*The problem*
Reproduce the records below exactly, leaving out any pictures.

++++++++++

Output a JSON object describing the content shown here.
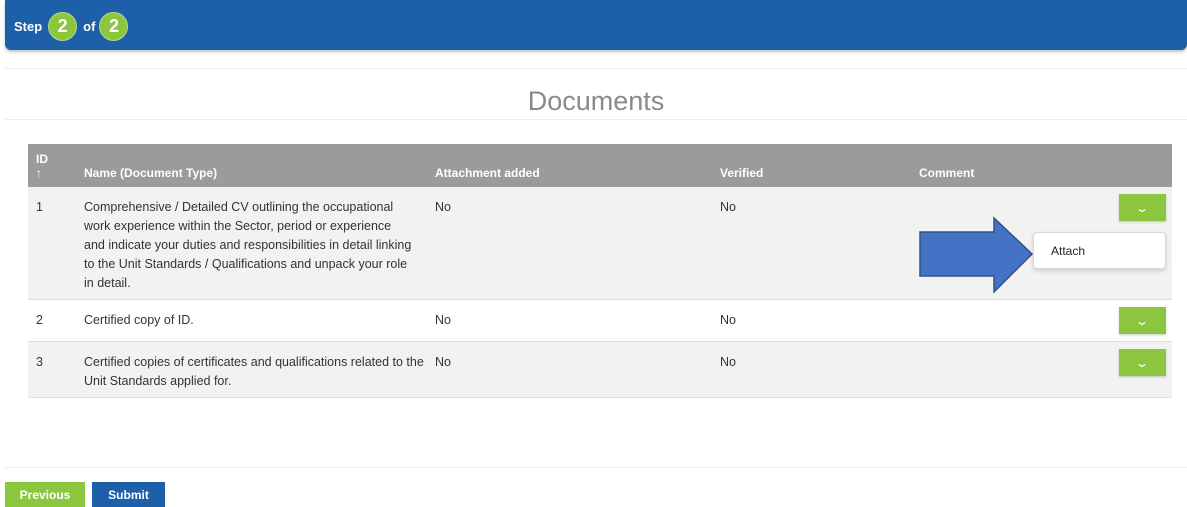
{
  "step": {
    "label": "Step",
    "current": "2",
    "of_label": "of",
    "total": "2"
  },
  "page": {
    "title": "Documents"
  },
  "table": {
    "headers": {
      "id": "ID",
      "sort_indicator": "↑",
      "name": "Name (Document Type)",
      "attachment": "Attachment added",
      "verified": "Verified",
      "comment": "Comment"
    },
    "rows": [
      {
        "id": "1",
        "name": "Comprehensive / Detailed CV outlining the occupational work experience within the Sector, period or experience and indicate your duties and responsibilities in detail linking to the Unit Standards / Qualifications and unpack your role in detail.",
        "attachment": "No",
        "verified": "No",
        "comment": ""
      },
      {
        "id": "2",
        "name": "Certified copy of ID.",
        "attachment": "No",
        "verified": "No",
        "comment": ""
      },
      {
        "id": "3",
        "name": "Certified copies of certificates and qualifications related to the Unit Standards applied for.",
        "attachment": "No",
        "verified": "No",
        "comment": ""
      }
    ],
    "action_icon": "chevron-down-icon"
  },
  "dropdown": {
    "items": [
      "Attach"
    ]
  },
  "buttons": {
    "previous": "Previous",
    "submit": "Submit"
  },
  "colors": {
    "primary_blue": "#1d5fa8",
    "accent_green": "#8cc63f",
    "header_gray": "#9b9b9b",
    "arrow_blue": "#4472c4"
  }
}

++++++++++

*Output of the exercise*
Output a JSON object describing the content shown here.
{
  "step": {
    "label": "Step",
    "current": "2",
    "of_label": "of",
    "total": "2"
  },
  "page": {
    "title": "Documents"
  },
  "table": {
    "headers": {
      "id": "ID",
      "sort_indicator": "↑",
      "name": "Name (Document Type)",
      "attachment": "Attachment added",
      "verified": "Verified",
      "comment": "Comment"
    },
    "rows": [
      {
        "id": "1",
        "name": "Comprehensive / Detailed CV outlining the occupational work experience within the Sector, period or experience and indicate your duties and responsibilities in detail linking to the Unit Standards / Qualifications and unpack your role in detail.",
        "attachment": "No",
        "verified": "No",
        "comment": ""
      },
      {
        "id": "2",
        "name": "Certified copy of ID.",
        "attachment": "No",
        "verified": "No",
        "comment": ""
      },
      {
        "id": "3",
        "name": "Certified copies of certificates and qualifications related to the Unit Standards applied for.",
        "attachment": "No",
        "verified": "No",
        "comment": ""
      }
    ],
    "action_icon": "chevron-down-icon"
  },
  "dropdown": {
    "items": [
      "Attach"
    ]
  },
  "buttons": {
    "previous": "Previous",
    "submit": "Submit"
  },
  "colors": {
    "primary_blue": "#1d5fa8",
    "accent_green": "#8cc63f",
    "header_gray": "#9b9b9b",
    "arrow_blue": "#4472c4"
  }
}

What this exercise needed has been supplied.